Dataset entries
________

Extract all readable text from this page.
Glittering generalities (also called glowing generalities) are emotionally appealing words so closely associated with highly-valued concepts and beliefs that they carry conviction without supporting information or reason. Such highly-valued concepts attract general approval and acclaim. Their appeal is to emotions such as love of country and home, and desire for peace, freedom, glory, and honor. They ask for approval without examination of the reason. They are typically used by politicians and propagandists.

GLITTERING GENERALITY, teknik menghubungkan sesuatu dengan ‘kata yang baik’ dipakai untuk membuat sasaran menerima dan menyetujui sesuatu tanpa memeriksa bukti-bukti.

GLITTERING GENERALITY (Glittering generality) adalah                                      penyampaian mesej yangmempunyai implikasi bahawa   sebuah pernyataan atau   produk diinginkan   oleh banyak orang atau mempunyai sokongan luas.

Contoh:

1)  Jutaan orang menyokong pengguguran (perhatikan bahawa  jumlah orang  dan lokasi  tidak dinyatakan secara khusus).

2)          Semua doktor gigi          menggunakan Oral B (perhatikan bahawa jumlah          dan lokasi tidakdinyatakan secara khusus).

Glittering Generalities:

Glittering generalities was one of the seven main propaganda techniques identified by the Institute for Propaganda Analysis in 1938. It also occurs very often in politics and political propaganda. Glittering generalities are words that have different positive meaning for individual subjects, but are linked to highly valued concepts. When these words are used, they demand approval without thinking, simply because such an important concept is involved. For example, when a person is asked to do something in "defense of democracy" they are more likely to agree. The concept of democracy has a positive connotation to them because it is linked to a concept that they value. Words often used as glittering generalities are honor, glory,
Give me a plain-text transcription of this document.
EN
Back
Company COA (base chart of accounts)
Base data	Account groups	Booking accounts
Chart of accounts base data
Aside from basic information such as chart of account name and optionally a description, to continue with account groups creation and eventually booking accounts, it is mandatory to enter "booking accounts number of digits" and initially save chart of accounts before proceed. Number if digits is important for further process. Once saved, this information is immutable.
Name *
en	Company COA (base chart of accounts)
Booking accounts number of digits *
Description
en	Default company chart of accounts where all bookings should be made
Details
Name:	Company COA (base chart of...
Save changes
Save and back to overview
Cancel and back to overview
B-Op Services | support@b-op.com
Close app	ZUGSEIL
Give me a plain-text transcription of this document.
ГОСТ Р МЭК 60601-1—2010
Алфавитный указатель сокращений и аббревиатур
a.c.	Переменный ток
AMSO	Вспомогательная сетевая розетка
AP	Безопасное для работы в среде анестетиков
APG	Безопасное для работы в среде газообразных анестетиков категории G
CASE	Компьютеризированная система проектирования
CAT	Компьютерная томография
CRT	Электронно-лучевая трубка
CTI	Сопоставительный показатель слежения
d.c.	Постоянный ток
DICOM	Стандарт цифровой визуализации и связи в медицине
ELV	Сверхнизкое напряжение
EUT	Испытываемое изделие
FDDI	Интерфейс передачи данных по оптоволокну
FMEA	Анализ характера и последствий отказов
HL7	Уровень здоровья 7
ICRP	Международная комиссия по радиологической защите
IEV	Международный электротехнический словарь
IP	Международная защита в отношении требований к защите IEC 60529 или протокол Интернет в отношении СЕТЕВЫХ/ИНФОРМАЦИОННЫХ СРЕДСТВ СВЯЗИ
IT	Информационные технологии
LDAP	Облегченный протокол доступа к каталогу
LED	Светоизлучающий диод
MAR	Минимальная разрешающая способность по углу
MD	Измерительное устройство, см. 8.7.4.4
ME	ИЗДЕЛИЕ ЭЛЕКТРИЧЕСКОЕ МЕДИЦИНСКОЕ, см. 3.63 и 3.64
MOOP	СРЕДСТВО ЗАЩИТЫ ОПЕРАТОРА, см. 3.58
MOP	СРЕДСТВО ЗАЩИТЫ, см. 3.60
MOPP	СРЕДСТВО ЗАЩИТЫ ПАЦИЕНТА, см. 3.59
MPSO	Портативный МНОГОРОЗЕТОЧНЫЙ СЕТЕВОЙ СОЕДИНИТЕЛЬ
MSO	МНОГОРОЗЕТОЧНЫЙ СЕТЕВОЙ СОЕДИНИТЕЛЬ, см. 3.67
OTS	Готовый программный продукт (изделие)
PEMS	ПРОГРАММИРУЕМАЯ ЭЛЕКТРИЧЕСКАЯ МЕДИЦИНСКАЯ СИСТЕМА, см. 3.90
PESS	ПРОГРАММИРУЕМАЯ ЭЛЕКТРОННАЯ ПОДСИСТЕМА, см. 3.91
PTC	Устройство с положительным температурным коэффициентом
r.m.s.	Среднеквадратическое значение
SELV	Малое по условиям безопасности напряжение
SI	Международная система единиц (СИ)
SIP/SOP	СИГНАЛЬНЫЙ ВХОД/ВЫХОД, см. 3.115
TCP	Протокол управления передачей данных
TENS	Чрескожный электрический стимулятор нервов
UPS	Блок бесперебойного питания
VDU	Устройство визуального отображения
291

________

_DIRECTIONS_
Quote all of the entries exactly as they appear.

_RESULT OF THE TASK_
Extract all readable text from this page.
Glittering generalities (also called glowing generalities) are emotionally appealing words so closely associated with highly-valued concepts and beliefs that they carry conviction without supporting information or reason. Such highly-valued concepts attract general approval and acclaim. Their appeal is to emotions such as love of country and home, and desire for peace, freedom, glory, and honor. They ask for approval without examination of the reason. They are typically used by politicians and propagandists.

GLITTERING GENERALITY, teknik menghubungkan sesuatu dengan ‘kata yang baik’ dipakai untuk membuat sasaran menerima dan menyetujui sesuatu tanpa memeriksa bukti-bukti.

GLITTERING GENERALITY (Glittering generality) adalah                                      penyampaian mesej yangmempunyai implikasi bahawa   sebuah pernyataan atau   produk diinginkan   oleh banyak orang atau mempunyai sokongan luas.

Contoh:

1)  Jutaan orang menyokong pengguguran (perhatikan bahawa  jumlah orang  dan lokasi  tidak dinyatakan secara khusus).

2)          Semua doktor gigi          menggunakan Oral B (perhatikan bahawa jumlah          dan lokasi tidakdinyatakan secara khusus).

Glittering Generalities:

Glittering generalities was one of the seven main propaganda techniques identified by the Institute for Propaganda Analysis in 1938. It also occurs very often in politics and political propaganda. Glittering generalities are words that have different positive meaning for individual subjects, but are linked to highly valued concepts. When these words are used, they demand approval without thinking, simply because such an important concept is involved. For example, when a person is asked to do something in "defense of democracy" they are more likely to agree. The concept of democracy has a positive connotation to them because it is linked to a concept that they value. Words often used as glittering generalities are honor, glory,
Give me a plain-text transcription of this document.
EN
Back
Company COA (base chart of accounts)
Base data	Account groups	Booking accounts
Chart of accounts base data
Aside from basic information such as chart of account name and optionally a description, to continue with account groups creation and eventually booking accounts, it is mandatory to enter "booking accounts number of digits" and initially save chart of accounts before proceed. Number if digits is important for further process. Once saved, this information is immutable.
Name *
en	Company COA (base chart of accounts)
Booking accounts number of digits *
Description
en	Default company chart of accounts where all bookings should be made
Details
Name:	Company COA (base chart of...
Save changes
Save and back to overview
Cancel and back to overview
B-Op Services | support@b-op.com
Close app	ZUGSEIL
Give me a plain-text transcription of this document.
ГОСТ Р МЭК 60601-1—2010
Алфавитный указатель сокращений и аббревиатур
a.c.	Переменный ток
AMSO	Вспомогательная сетевая розетка
AP	Безопасное для работы в среде анестетиков
APG	Безопасное для работы в среде газообразных анестетиков категории G
CASE	Компьютеризированная система проектирования
CAT	Компьютерная томография
CRT	Электронно-лучевая трубка
CTI	Сопоставительный показатель слежения
d.c.	Постоянный ток
DICOM	Стандарт цифровой визуализации и связи в медицине
ELV	Сверхнизкое напряжение
EUT	Испытываемое изделие
FDDI	Интерфейс передачи данных по оптоволокну
FMEA	Анализ характера и последствий отказов
HL7	Уровень здоровья 7
ICRP	Международная комиссия по радиологической защите
IEV	Международный электротехнический словарь
IP	Международная защита в отношении требований к защите IEC 60529 или протокол Интернет в отношении СЕТЕВЫХ/ИНФОРМАЦИОННЫХ СРЕДСТВ СВЯЗИ
IT	Информационные технологии
LDAP	Облегченный протокол доступа к каталогу
LED	Светоизлучающий диод
MAR	Минимальная разрешающая способность по углу
MD	Измерительное устройство, см. 8.7.4.4
ME	ИЗДЕЛИЕ ЭЛЕКТРИЧЕСКОЕ МЕДИЦИНСКОЕ, см. 3.63 и 3.64
MOOP	СРЕДСТВО ЗАЩИТЫ ОПЕРАТОРА, см. 3.58
MOP	СРЕДСТВО ЗАЩИТЫ, см. 3.60
MOPP	СРЕДСТВО ЗАЩИТЫ ПАЦИЕНТА, см. 3.59
MPSO	Портативный МНОГОРОЗЕТОЧНЫЙ СЕТЕВОЙ СОЕДИНИТЕЛЬ
MSO	МНОГОРОЗЕТОЧНЫЙ СЕТЕВОЙ СОЕДИНИТЕЛЬ, см. 3.67
OTS	Готовый программный продукт (изделие)
PEMS	ПРОГРАММИРУЕМАЯ ЭЛЕКТРИЧЕСКАЯ МЕДИЦИНСКАЯ СИСТЕМА, см. 3.90
PESS	ПРОГРАММИРУЕМАЯ ЭЛЕКТРОННАЯ ПОДСИСТЕМА, см. 3.91
PTC	Устройство с положительным температурным коэффициентом
r.m.s.	Среднеквадратическое значение
SELV	Малое по условиям безопасности напряжение
SI	Международная система единиц (СИ)
SIP/SOP	СИГНАЛЬНЫЙ ВХОД/ВЫХОД, см. 3.115
TCP	Протокол управления передачей данных
TENS	Чрескожный электрический стимулятор нервов
UPS	Блок бесперебойного питания
VDU	Устройство визуального отображения
291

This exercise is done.